# start of Extracted information

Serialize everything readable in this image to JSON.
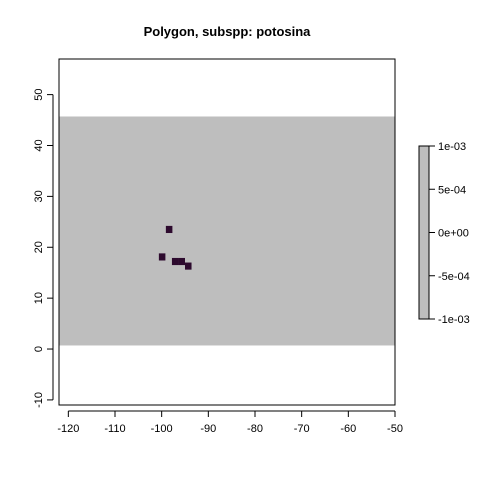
{
  "map": {
    "title": "Polygon, subspp: potosina",
    "x_ticks": [
      "-120",
      "-110",
      "-100",
      "-90",
      "-80",
      "-70",
      "-60",
      "-50"
    ],
    "y_ticks": [
      "-10",
      "0",
      "10",
      "20",
      "30",
      "40",
      "50"
    ],
    "x_range": [
      -122,
      -50
    ],
    "y_range": [
      -11,
      57
    ],
    "raster_extent": {
      "xmin": -122,
      "xmax": -50,
      "ymin": 0.7,
      "ymax": 45.7
    },
    "background_color": "#bebebe",
    "presence_color": "#2d0a2e",
    "presence_cells": [
      {
        "x": -98.4,
        "y": 23.5
      },
      {
        "x": -99.9,
        "y": 18.1
      },
      {
        "x": -97.1,
        "y": 17.2
      },
      {
        "x": -95.7,
        "y": 17.2
      },
      {
        "x": -94.3,
        "y": 16.3
      }
    ],
    "cell_size": 1.4
  },
  "legend": {
    "labels": [
      "1e-03",
      "5e-04",
      "0e+00",
      "-5e-04",
      "-1e-03"
    ],
    "range": [
      -0.001,
      0.001
    ],
    "fill_color": "#bebebe"
  }
}
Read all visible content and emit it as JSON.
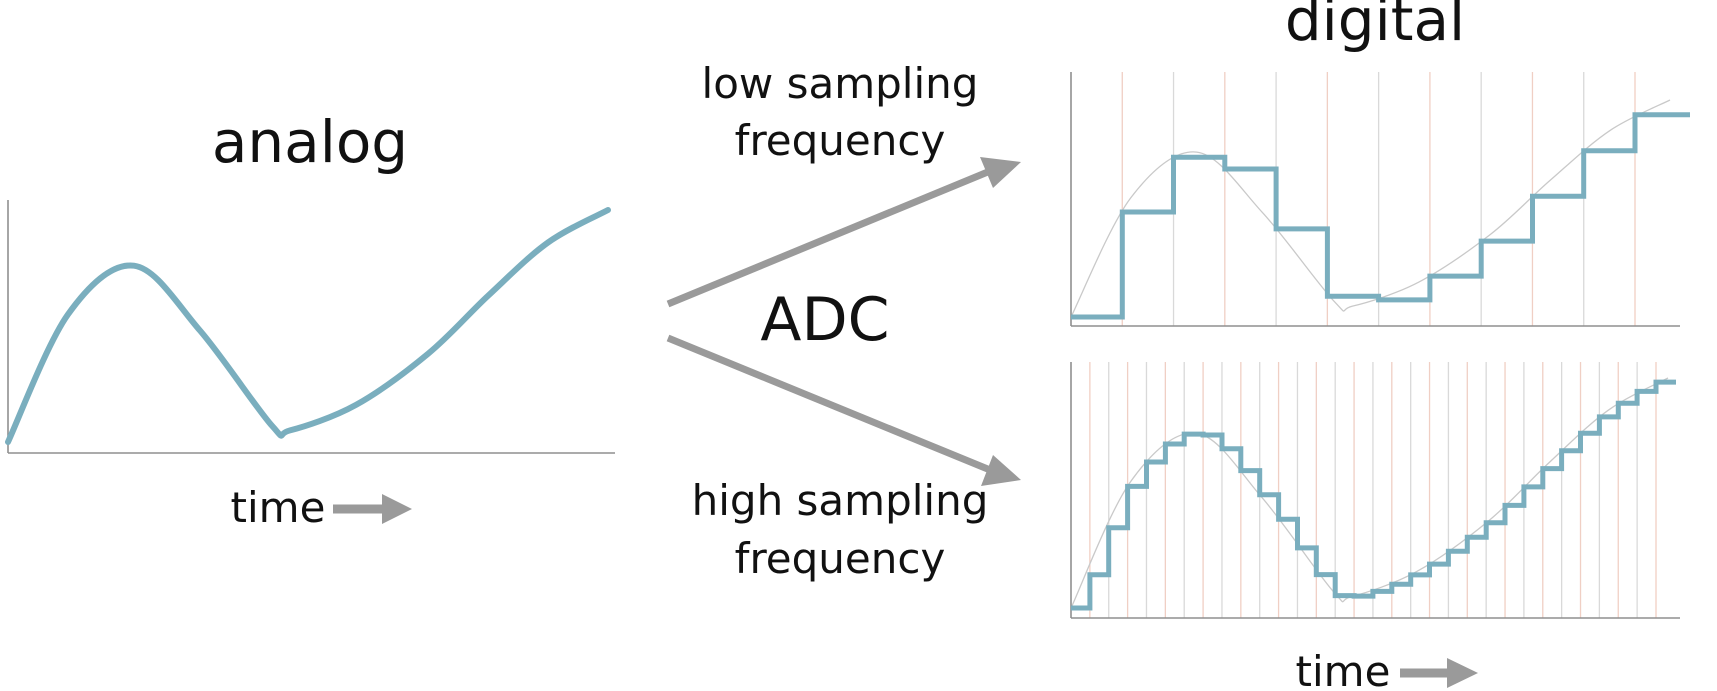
{
  "labels": {
    "analog": "analog",
    "digital": "digital",
    "adc": "ADC",
    "low_line1": "low sampling",
    "low_line2": "frequency",
    "high_line1": "high sampling",
    "high_line2": "frequency",
    "time_left": "time",
    "time_right": "time"
  },
  "colors": {
    "signal": "#7aaebe",
    "arrow": "#9a9a9a",
    "axis": "#8f8f8f",
    "gridline_salmon": "#f0cfc4",
    "gridline_gray": "#d9d9d9"
  },
  "diagram": {
    "signal_type": "continuous analog waveform",
    "low_sampling_steps": 11,
    "high_sampling_steps": 31
  }
}
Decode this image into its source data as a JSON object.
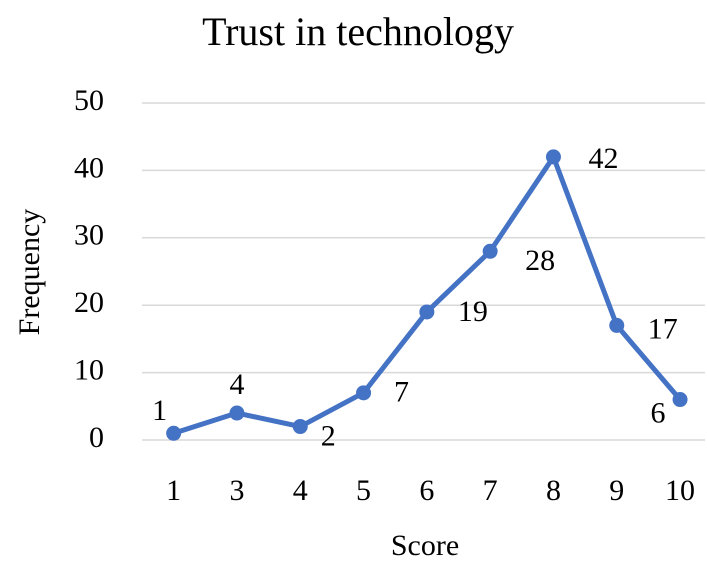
{
  "chart_data": {
    "type": "line",
    "title": "Trust in technology",
    "x_label": "Score",
    "y_label": "Frequency",
    "categories": [
      "1",
      "3",
      "4",
      "5",
      "6",
      "7",
      "8",
      "9",
      "10"
    ],
    "series": [
      {
        "name": "Frequency",
        "color": "#4472c4",
        "values": [
          1,
          4,
          2,
          7,
          19,
          28,
          42,
          17,
          6
        ]
      }
    ],
    "ylim": [
      0,
      50
    ],
    "yticks": [
      0,
      10,
      20,
      30,
      40,
      50
    ],
    "grid": true
  }
}
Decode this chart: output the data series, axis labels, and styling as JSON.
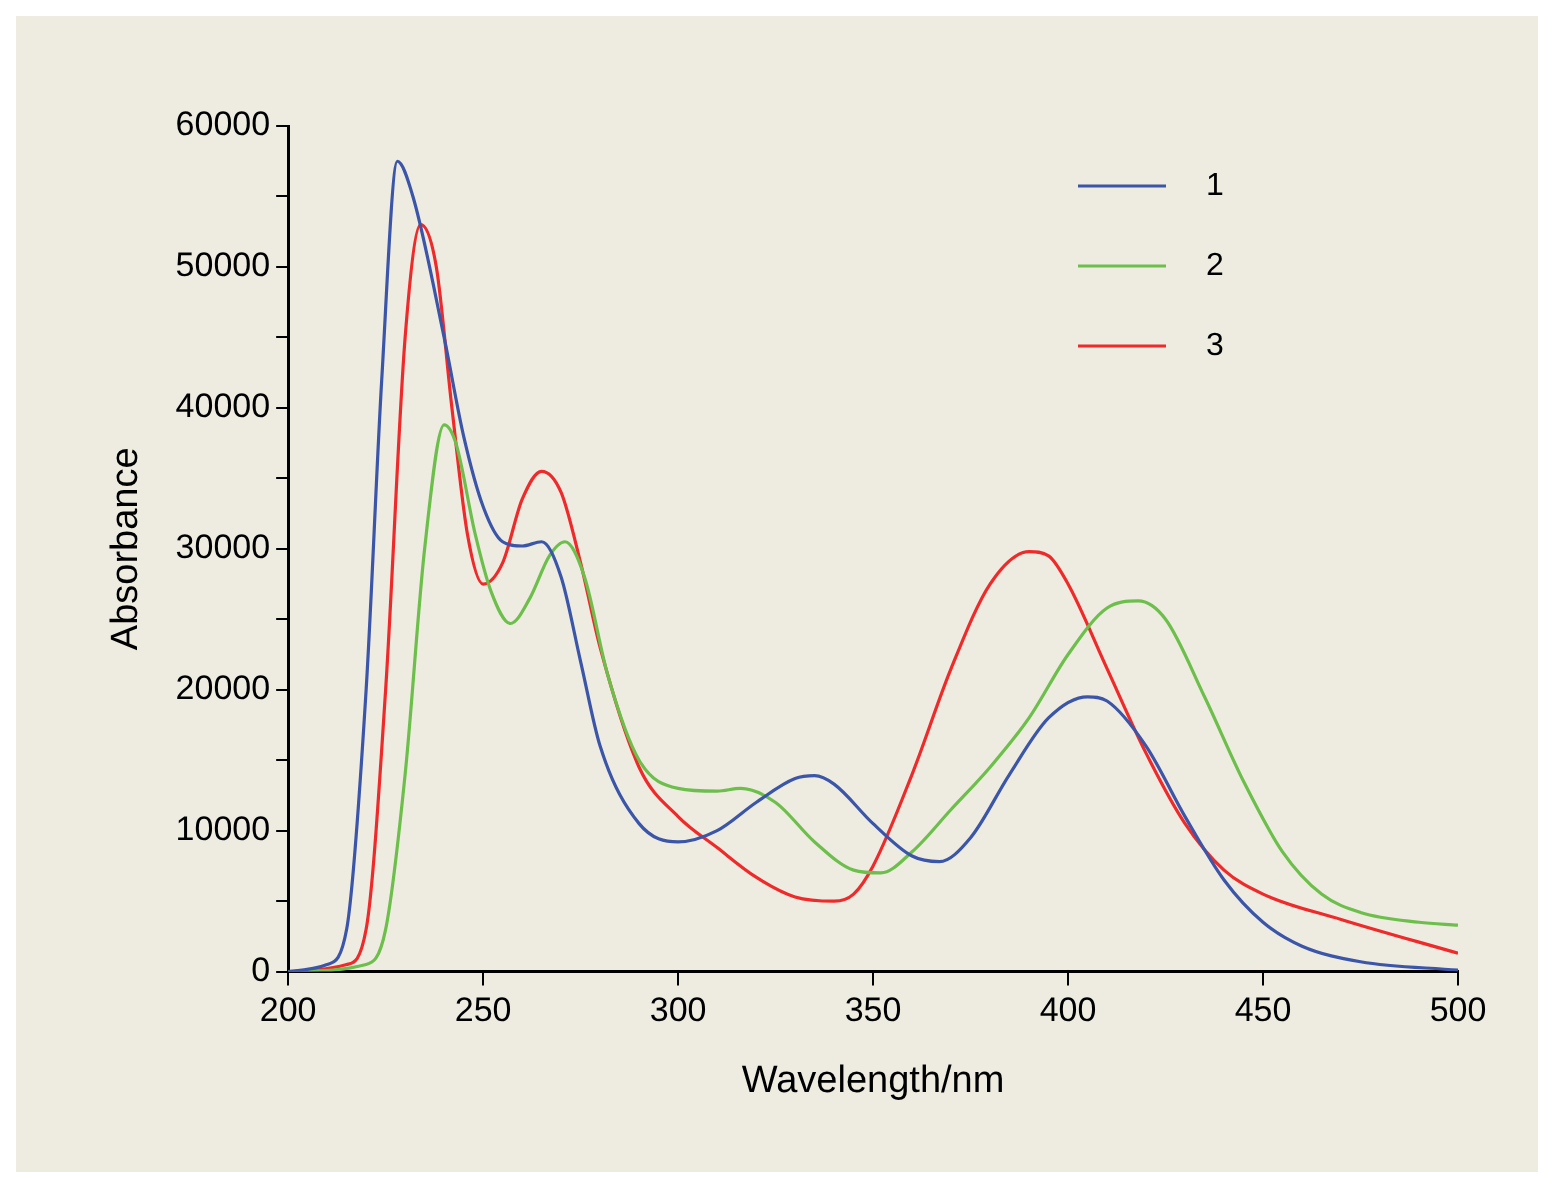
{
  "chart_data": {
    "type": "line",
    "xlabel": "Wavelength/nm",
    "ylabel": "Absorbance",
    "xlim": [
      200,
      500
    ],
    "xticks": [
      200,
      250,
      300,
      350,
      400,
      450,
      500
    ],
    "ylim": [
      0,
      60000
    ],
    "yticks": [
      0,
      {
        "value": 5000,
        "label": null
      },
      10000,
      {
        "value": 15000,
        "label": null
      },
      20000,
      {
        "value": 25000,
        "label": null
      },
      30000,
      {
        "value": 35000,
        "label": null
      },
      40000,
      {
        "value": 45000,
        "label": null
      },
      50000,
      {
        "value": 55000,
        "label": null
      },
      60000
    ],
    "grid": false,
    "legend": "top right",
    "marker": "none",
    "line_style": "solid",
    "series": [
      {
        "name": "1",
        "color": "#3b55a8",
        "x": [
          200,
          210,
          215,
          220,
          224,
          228,
          232,
          240,
          245,
          250,
          255,
          260,
          265,
          270,
          275,
          280,
          290,
          300,
          310,
          320,
          330,
          335,
          340,
          350,
          360,
          367,
          375,
          385,
          395,
          405,
          410,
          420,
          430,
          440,
          450,
          460,
          475,
          500
        ],
        "values": [
          0,
          500,
          3000,
          20000,
          42000,
          57500,
          55000,
          45000,
          38000,
          33000,
          30500,
          30200,
          30500,
          28000,
          22000,
          16000,
          10500,
          9200,
          10000,
          12000,
          13700,
          13900,
          13300,
          10500,
          8200,
          7800,
          9500,
          14000,
          18000,
          19500,
          19200,
          16000,
          11000,
          6500,
          3500,
          1800,
          700,
          100
        ]
      },
      {
        "name": "2",
        "color": "#6dbf4b",
        "x": [
          200,
          220,
          225,
          230,
          235,
          240,
          243,
          248,
          252,
          257,
          262,
          267,
          271,
          276,
          282,
          290,
          300,
          310,
          316,
          325,
          335,
          345,
          352,
          360,
          370,
          380,
          390,
          400,
          410,
          418,
          425,
          435,
          445,
          455,
          465,
          475,
          490,
          500
        ],
        "values": [
          0,
          500,
          3000,
          14000,
          30000,
          38800,
          37500,
          31000,
          27000,
          24700,
          26500,
          29500,
          30500,
          28000,
          21000,
          15000,
          13000,
          12800,
          13000,
          12000,
          9200,
          7200,
          7000,
          8500,
          11500,
          14500,
          18000,
          22500,
          25800,
          26300,
          25000,
          19500,
          13500,
          8500,
          5500,
          4200,
          3500,
          3300
        ]
      },
      {
        "name": "3",
        "color": "#ee2a2a",
        "x": [
          200,
          215,
          220,
          225,
          230,
          234,
          238,
          242,
          246,
          250,
          255,
          260,
          265,
          270,
          275,
          280,
          290,
          300,
          310,
          320,
          330,
          340,
          345,
          350,
          360,
          370,
          380,
          390,
          395,
          400,
          410,
          420,
          430,
          440,
          450,
          470,
          500
        ],
        "values": [
          0,
          500,
          3000,
          20000,
          45000,
          53000,
          50000,
          40000,
          31000,
          27500,
          29000,
          33500,
          35500,
          34000,
          29000,
          23000,
          14500,
          11000,
          8800,
          6700,
          5300,
          5000,
          5500,
          7500,
          14000,
          21500,
          27500,
          29800,
          29500,
          27500,
          21500,
          15500,
          10500,
          7200,
          5500,
          3700,
          1300
        ]
      }
    ]
  }
}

# end of Extracted information

Problem details: Gather and return every line that holds the string "JSON".

The response:
Serialize everything readable in this image to JSON.
Read all visible content and emit it as JSON.
Decode this image into its source data as a JSON object.
Decode this chart: output the data series, axis labels, and styling as JSON.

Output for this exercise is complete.